RECORDS SUPPLIED:
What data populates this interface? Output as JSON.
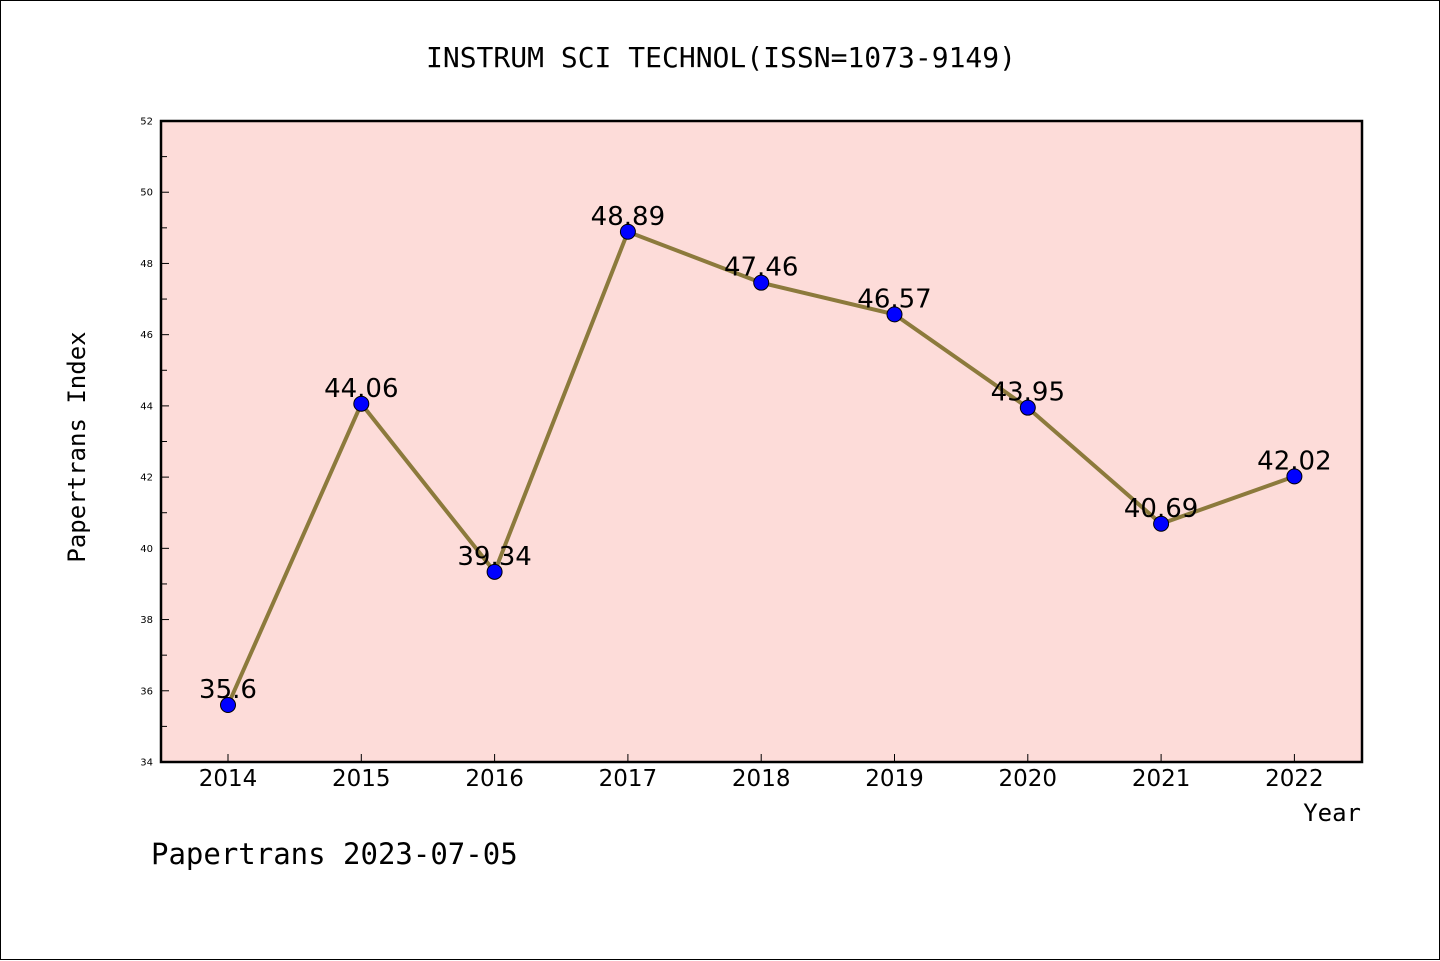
{
  "chart_data": {
    "type": "line",
    "title": "INSTRUM SCI TECHNOL(ISSN=1073-9149)",
    "xlabel": "Year",
    "ylabel": "Papertrans Index",
    "categories": [
      "2014",
      "2015",
      "2016",
      "2017",
      "2018",
      "2019",
      "2020",
      "2021",
      "2022"
    ],
    "series": [
      {
        "values": [
          35.6,
          44.06,
          39.34,
          48.89,
          47.46,
          46.57,
          43.95,
          40.69,
          42.02
        ],
        "labels": [
          "35.6",
          "44.06",
          "39.34",
          "48.89",
          "47.46",
          "46.57",
          "43.95",
          "40.69",
          "42.02"
        ]
      }
    ],
    "ylim": [
      34,
      52
    ],
    "y_ticks": [
      "34",
      "36",
      "38",
      "40",
      "42",
      "44",
      "46",
      "48",
      "50",
      "52"
    ],
    "grid": false,
    "legend": "none",
    "colors": {
      "plot_background": "#fddcd9",
      "line": "#8c7a3c",
      "marker": "#0000ff",
      "axis": "#000000"
    }
  },
  "footer": {
    "watermark": "Papertrans 2023-07-05"
  }
}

AIM OF THE TASK: Copy all of the entries verbatim, leaving out any pictures they contain.

RESPONSE BELOW:
What data populates this interface? Output as JSON.
{
  "chart_data": {
    "type": "line",
    "title": "INSTRUM SCI TECHNOL(ISSN=1073-9149)",
    "xlabel": "Year",
    "ylabel": "Papertrans Index",
    "categories": [
      "2014",
      "2015",
      "2016",
      "2017",
      "2018",
      "2019",
      "2020",
      "2021",
      "2022"
    ],
    "series": [
      {
        "values": [
          35.6,
          44.06,
          39.34,
          48.89,
          47.46,
          46.57,
          43.95,
          40.69,
          42.02
        ],
        "labels": [
          "35.6",
          "44.06",
          "39.34",
          "48.89",
          "47.46",
          "46.57",
          "43.95",
          "40.69",
          "42.02"
        ]
      }
    ],
    "ylim": [
      34,
      52
    ],
    "y_ticks": [
      "34",
      "36",
      "38",
      "40",
      "42",
      "44",
      "46",
      "48",
      "50",
      "52"
    ],
    "grid": false,
    "legend": "none",
    "colors": {
      "plot_background": "#fddcd9",
      "line": "#8c7a3c",
      "marker": "#0000ff",
      "axis": "#000000"
    }
  },
  "footer": {
    "watermark": "Papertrans 2023-07-05"
  }
}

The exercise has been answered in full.